▸ Passage to read
▼
Extension for PostgreSQL to support approximate algorithms based on the Datasketches core library datasketches-cpp.
See [Datasketches documentation](https://datasketches.github.io/) for details.
This module currently supports the following sketches:
- CPC (Compressed Probabilistic Counting) sketch - very compact (smaller than HLL when serialized) distinct-counting sketch
- Theta sketch - distinct counting with set operations (intersection, a-not-b)
- HLL sketch - very compact distinct-counting sketch based on HyperLogLog algorithm
- KLL float quantiles sketch - for estimating distributions: quantile, rank, PMF (histogram), CDF
- Frequent strings sketch - capture the heaviest items (strings) by count or by some other weight
# How to build and install

This code is intended to be distributed as a PostgreSQL extension on [PGXN site](https://pgxn.org/)
This code is expected to be compatible with PostgreSQL versions 9.4 and higher. It was tested with REL\_11\_STABLE branch.
PostreSQL must be installed to compile the extension. The path to PostgreSQL executables must be set up (try running 'pg_config' to test).
For PostgreSQL installation instructions see [PostgreSQL documentation](https://www.postgresql.org/docs/current/tutorial-start.html)
This code requires C++11. It was tested with GCC 4.8.5 (standard in RedHat at the time of this writing), GCC 8.2.0, GCC 9.2.0, Apple LLVM version 10.0.1 (clang-1001.0.46.4) and version 11.0.0 (clang-1100.0.33.8).
This code depends on [datasketches-cpp version 1.0.0-incubating](https://github.com/apache/incubator-datasketches-cpp/releases/tag/1.0.0-incubating)
There are two slightly different ways to build this extension: from a PGXN distribution or from two separate packages: datasketches-postgresql and datasketches-cpp (either from GitHub or from [Apache archive](http://archive.apache.org/dist/incubator/datasketches/))
## PGXN extension

- Download the datasketches extension from [PGXN](https://pgxn.org/dist/datasketches/)
- Unzip the package (the core library datasketches-cpp is included)
## GitHub or Apache archive

- Clone or download from GitHub or download from Apache archive both the datasketches-postgresql code and the core library datasketches-cpp (version mentioned above)
▲
▸ What you need to do
a) In the Datasketches extension text, translate this sentence into Spanish: "This code is expected to be compatible with PostgreSQL versions 9.4 and higher."
b) Reproduce the lines of the listing without any changes, from the line containing "- col-header-8: その他: [295, 120, 324, 260]" through the line containing "- data-cell: [92, 260, 121, 293]".

▸ Raw data
▼
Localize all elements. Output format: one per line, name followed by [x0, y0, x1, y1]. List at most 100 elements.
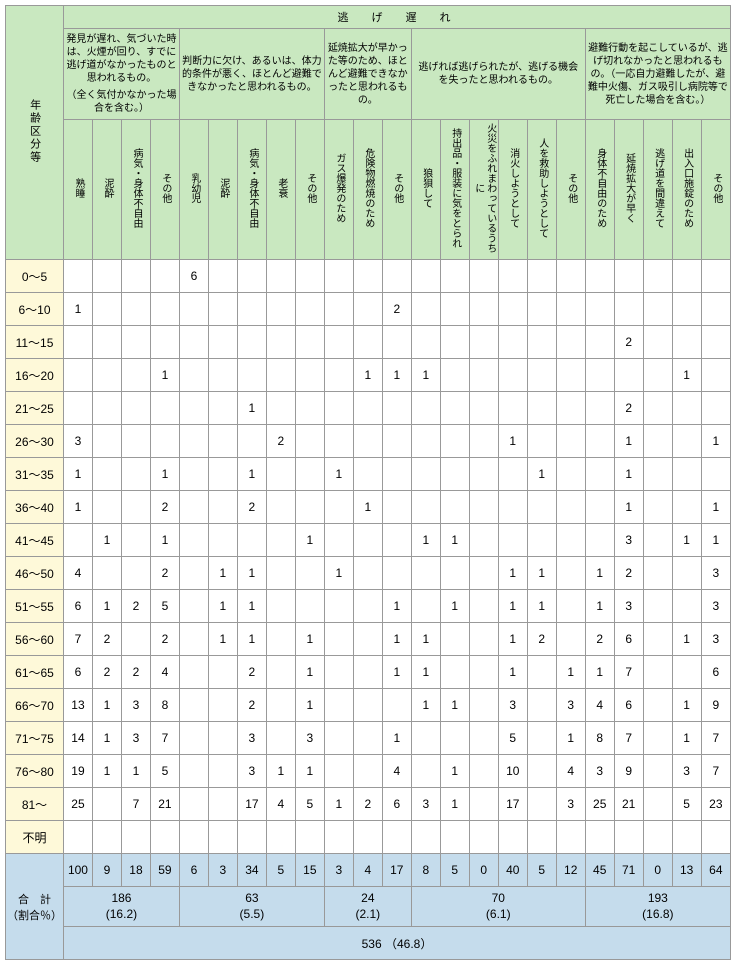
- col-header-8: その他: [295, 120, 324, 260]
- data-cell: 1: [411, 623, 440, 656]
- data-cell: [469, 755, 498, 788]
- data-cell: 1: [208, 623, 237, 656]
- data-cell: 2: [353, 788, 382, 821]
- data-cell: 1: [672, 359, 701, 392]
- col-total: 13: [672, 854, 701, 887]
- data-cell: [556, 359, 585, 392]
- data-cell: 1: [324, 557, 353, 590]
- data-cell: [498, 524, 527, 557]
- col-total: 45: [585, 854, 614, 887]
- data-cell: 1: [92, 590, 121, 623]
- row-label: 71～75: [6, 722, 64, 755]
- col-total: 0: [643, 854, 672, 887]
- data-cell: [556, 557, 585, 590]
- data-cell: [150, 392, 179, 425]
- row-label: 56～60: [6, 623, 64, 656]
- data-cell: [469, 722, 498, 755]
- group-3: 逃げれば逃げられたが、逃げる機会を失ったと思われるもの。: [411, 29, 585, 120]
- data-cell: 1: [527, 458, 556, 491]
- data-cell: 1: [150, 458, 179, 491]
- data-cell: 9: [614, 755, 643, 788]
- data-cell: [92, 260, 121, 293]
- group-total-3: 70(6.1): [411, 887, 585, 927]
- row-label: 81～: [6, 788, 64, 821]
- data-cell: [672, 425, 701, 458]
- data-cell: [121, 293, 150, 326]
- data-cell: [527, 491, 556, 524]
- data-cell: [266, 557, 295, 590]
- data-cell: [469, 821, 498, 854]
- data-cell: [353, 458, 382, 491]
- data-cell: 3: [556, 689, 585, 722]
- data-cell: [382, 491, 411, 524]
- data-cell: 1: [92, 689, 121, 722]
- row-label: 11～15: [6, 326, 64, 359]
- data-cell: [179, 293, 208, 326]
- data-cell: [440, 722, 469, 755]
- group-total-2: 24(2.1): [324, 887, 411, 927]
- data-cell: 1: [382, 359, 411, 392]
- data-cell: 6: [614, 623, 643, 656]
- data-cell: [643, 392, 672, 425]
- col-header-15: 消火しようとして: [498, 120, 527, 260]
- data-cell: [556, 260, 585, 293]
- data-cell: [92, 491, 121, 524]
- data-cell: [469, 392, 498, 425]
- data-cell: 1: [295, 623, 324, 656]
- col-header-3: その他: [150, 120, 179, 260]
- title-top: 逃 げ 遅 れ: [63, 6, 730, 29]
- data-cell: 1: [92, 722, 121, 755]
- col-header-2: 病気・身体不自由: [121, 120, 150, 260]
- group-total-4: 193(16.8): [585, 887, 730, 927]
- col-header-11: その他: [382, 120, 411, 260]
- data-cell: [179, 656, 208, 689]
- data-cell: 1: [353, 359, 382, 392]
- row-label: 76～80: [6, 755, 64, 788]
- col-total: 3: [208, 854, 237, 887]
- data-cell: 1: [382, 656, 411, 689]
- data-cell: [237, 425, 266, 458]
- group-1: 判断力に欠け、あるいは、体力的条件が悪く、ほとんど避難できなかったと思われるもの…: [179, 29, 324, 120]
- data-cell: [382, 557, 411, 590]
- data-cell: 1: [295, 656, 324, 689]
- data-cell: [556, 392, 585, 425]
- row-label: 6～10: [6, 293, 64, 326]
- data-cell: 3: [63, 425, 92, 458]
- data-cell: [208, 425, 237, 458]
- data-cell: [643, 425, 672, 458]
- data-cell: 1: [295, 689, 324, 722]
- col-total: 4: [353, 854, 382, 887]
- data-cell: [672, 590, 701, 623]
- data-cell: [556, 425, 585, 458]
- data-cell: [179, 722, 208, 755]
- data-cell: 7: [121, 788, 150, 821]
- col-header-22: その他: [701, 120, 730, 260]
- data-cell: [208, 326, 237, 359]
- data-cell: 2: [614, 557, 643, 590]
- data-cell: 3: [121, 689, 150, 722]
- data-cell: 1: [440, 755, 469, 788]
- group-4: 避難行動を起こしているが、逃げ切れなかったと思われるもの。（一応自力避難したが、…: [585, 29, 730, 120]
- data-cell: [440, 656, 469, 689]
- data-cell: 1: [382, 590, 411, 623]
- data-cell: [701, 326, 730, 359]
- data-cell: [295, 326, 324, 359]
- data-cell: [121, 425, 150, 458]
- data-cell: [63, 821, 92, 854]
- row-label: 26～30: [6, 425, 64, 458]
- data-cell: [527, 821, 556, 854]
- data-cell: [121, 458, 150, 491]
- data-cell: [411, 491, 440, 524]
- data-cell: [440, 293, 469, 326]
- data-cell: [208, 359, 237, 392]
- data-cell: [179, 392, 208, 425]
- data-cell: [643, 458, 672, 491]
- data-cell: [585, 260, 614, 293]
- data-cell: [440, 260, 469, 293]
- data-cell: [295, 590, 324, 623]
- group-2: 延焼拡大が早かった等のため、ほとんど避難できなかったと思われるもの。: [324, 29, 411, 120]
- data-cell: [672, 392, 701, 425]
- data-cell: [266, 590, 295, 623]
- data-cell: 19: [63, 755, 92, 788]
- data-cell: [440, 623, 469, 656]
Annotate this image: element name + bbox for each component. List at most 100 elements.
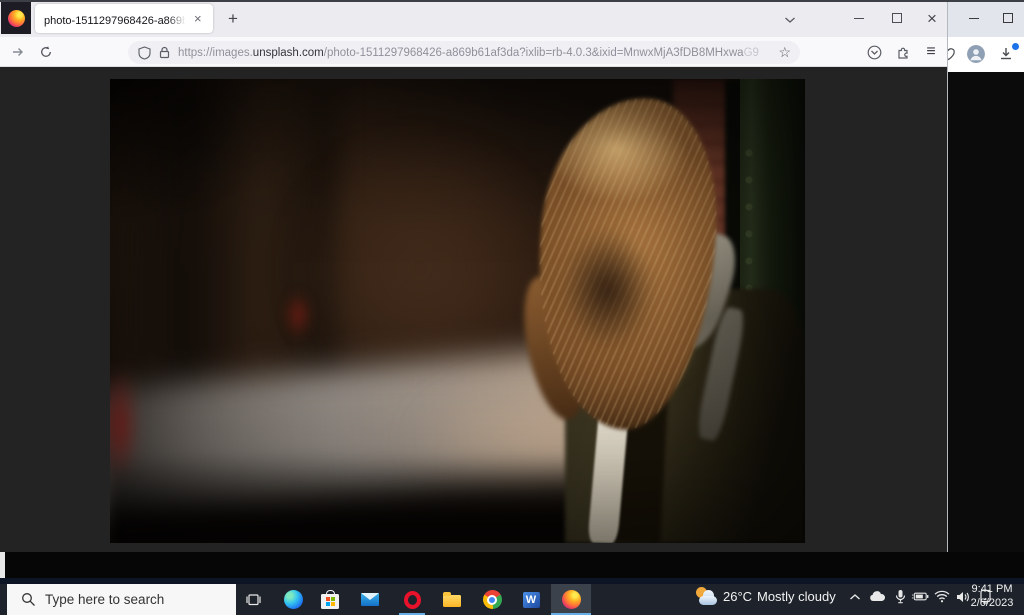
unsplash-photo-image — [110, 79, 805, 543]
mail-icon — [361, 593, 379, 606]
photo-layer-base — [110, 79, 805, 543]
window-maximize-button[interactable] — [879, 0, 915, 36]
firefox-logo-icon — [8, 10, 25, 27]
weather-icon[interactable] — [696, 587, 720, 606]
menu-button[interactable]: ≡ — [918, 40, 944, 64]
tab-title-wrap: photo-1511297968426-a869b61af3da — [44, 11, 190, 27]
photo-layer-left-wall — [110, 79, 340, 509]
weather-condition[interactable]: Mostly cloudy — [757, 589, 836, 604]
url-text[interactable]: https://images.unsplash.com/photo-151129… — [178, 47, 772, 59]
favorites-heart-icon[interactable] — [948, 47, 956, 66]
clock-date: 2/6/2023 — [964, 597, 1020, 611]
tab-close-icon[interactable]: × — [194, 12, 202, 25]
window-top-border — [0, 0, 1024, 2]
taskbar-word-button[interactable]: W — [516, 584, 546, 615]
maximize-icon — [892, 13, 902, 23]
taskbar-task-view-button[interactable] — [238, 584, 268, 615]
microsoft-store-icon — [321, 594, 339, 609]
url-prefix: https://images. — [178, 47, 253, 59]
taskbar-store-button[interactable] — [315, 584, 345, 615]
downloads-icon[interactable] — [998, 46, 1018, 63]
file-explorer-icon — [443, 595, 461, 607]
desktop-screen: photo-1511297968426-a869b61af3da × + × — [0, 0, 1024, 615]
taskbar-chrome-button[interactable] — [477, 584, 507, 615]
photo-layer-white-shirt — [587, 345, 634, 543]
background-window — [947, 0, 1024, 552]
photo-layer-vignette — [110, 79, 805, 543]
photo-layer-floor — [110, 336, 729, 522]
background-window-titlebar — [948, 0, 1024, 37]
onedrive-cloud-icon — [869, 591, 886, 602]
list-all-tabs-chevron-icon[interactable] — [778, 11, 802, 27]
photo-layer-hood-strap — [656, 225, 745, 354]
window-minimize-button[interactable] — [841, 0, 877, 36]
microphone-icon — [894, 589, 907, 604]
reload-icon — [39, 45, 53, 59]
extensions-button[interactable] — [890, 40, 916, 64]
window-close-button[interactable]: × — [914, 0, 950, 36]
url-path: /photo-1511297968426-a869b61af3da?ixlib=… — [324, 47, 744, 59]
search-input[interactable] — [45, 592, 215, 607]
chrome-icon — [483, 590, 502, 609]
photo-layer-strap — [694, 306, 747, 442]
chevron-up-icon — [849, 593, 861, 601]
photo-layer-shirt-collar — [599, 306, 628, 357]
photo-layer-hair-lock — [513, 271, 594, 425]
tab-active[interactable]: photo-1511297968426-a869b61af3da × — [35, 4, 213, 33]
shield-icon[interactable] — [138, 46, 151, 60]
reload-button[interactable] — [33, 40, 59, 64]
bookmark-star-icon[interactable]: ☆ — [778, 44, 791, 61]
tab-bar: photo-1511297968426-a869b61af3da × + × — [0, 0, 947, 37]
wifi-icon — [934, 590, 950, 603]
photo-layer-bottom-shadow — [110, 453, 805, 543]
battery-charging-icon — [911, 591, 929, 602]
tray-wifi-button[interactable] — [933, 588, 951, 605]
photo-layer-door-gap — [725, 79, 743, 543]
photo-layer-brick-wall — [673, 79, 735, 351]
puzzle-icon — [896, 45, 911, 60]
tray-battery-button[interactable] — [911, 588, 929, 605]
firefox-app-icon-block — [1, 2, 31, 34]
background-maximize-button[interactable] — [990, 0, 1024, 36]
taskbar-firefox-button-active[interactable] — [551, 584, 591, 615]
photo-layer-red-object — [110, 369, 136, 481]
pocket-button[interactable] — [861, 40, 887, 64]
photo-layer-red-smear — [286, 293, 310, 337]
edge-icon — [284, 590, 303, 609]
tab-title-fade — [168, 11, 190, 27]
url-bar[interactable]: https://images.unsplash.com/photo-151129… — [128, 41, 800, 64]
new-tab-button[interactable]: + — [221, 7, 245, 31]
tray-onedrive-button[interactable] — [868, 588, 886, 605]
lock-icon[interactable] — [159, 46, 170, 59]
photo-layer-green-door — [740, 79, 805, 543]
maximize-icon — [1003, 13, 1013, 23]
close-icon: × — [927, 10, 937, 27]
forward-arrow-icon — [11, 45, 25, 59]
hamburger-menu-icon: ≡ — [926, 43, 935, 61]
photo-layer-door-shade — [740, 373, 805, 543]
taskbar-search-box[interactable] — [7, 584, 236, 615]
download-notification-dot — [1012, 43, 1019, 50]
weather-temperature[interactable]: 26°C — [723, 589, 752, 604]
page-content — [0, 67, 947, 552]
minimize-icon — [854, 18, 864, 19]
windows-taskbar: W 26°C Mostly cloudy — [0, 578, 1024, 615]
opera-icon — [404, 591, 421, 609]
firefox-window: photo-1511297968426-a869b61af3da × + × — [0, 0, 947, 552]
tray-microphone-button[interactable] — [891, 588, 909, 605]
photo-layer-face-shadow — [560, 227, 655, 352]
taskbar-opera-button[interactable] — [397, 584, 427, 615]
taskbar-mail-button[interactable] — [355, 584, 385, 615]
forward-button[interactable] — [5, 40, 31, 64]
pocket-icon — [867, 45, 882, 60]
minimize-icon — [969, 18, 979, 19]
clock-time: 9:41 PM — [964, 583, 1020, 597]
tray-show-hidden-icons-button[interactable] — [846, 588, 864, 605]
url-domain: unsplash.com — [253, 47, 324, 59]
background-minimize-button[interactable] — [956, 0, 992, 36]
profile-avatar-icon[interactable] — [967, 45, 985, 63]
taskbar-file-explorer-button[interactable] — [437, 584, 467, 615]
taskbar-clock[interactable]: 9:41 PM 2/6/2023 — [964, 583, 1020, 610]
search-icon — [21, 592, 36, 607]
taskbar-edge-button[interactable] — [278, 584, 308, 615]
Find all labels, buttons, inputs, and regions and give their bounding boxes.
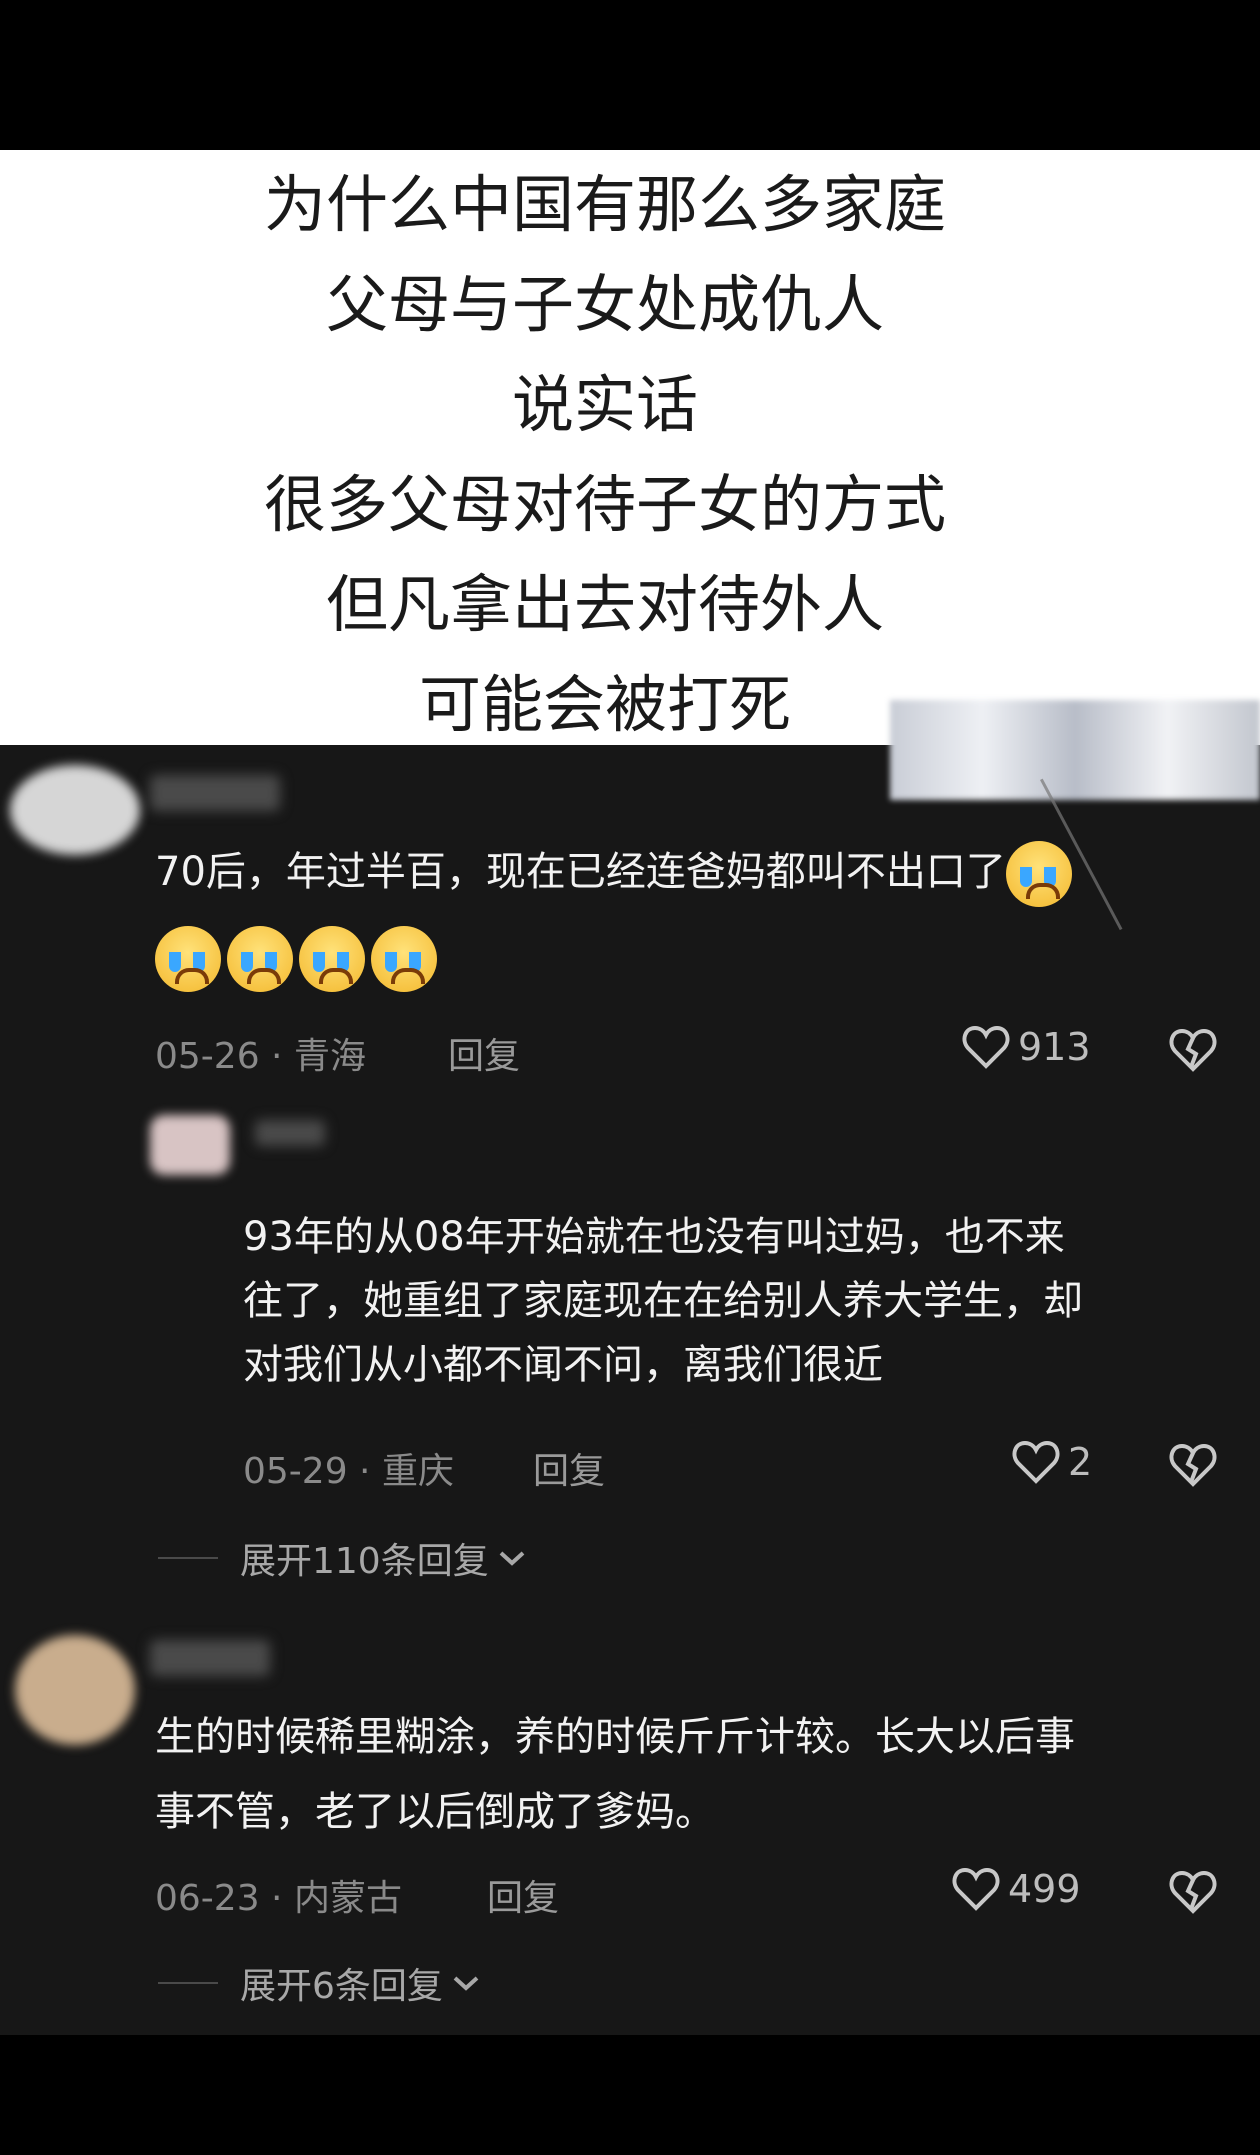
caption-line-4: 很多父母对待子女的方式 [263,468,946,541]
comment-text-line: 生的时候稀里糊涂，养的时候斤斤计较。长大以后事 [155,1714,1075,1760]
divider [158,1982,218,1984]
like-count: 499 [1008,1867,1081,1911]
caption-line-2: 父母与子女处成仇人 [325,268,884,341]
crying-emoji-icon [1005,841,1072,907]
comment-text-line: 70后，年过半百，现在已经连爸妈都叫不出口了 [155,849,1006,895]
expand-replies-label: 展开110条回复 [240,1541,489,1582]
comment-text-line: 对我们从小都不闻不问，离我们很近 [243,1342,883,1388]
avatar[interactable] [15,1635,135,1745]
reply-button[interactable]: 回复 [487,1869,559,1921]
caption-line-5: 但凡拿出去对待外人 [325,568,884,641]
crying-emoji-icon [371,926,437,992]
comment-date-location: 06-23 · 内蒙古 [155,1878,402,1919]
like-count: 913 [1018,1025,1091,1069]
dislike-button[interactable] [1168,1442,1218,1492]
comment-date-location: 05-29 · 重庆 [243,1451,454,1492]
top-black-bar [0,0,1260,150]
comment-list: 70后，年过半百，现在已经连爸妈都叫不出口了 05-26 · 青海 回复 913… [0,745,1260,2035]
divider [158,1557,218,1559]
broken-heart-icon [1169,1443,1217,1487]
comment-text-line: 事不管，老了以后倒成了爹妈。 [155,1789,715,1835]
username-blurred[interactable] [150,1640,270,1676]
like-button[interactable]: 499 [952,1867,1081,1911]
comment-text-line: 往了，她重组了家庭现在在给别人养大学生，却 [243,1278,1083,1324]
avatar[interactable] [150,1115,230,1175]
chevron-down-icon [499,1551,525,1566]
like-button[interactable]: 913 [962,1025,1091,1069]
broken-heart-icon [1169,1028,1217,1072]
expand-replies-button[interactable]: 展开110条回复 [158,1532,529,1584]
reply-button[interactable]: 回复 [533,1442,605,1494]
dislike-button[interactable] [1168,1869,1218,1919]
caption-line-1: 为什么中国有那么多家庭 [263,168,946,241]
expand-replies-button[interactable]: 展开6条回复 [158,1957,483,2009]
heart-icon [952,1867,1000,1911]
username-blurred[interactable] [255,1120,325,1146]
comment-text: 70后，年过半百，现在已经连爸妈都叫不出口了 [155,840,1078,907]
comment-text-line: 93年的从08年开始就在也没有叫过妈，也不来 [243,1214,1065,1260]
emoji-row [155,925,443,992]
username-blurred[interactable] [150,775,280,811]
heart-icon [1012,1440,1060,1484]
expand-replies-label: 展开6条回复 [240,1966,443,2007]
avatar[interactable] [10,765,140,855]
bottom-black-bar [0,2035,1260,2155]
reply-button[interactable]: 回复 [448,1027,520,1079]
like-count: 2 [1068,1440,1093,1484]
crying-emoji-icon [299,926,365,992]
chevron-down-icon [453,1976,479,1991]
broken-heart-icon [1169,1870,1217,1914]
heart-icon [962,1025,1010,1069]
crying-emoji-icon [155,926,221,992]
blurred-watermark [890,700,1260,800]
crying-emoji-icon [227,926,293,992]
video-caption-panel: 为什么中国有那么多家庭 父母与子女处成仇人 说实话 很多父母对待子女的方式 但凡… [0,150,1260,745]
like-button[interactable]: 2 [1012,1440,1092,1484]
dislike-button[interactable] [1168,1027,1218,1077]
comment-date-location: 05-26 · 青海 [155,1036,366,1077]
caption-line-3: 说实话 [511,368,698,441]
▲
▸ Answers in order
a) Se espera que este código sea compatible con las versiones 9.4 y superiores de PostgreSQL.

b)
- col-header-8: その他: [295, 120, 324, 260]
- data-cell: 1: [411, 623, 440, 656]
- data-cell: [469, 755, 498, 788]
- data-cell: 1: [208, 623, 237, 656]
- data-cell: 2: [353, 788, 382, 821]
- data-cell: 1: [672, 359, 701, 392]
- col-total: 13: [672, 854, 701, 887]
- data-cell: [556, 359, 585, 392]
- data-cell: 1: [324, 557, 353, 590]
- data-cell: [498, 524, 527, 557]
- col-total: 45: [585, 854, 614, 887]
- data-cell: 1: [92, 590, 121, 623]
- row-label: 71～75: [6, 722, 64, 755]
- col-total: 0: [643, 854, 672, 887]
- data-cell: [556, 557, 585, 590]
- data-cell: [150, 392, 179, 425]
- row-label: 56～60: [6, 623, 64, 656]
- data-cell: [469, 722, 498, 755]
- group-3: 逃げれば逃げられたが、逃げる機会を失ったと思われるもの。: [411, 29, 585, 120]
- data-cell: 1: [527, 458, 556, 491]
- data-cell: 1: [150, 458, 179, 491]
- data-cell: 9: [614, 755, 643, 788]
- data-cell: [92, 260, 121, 293]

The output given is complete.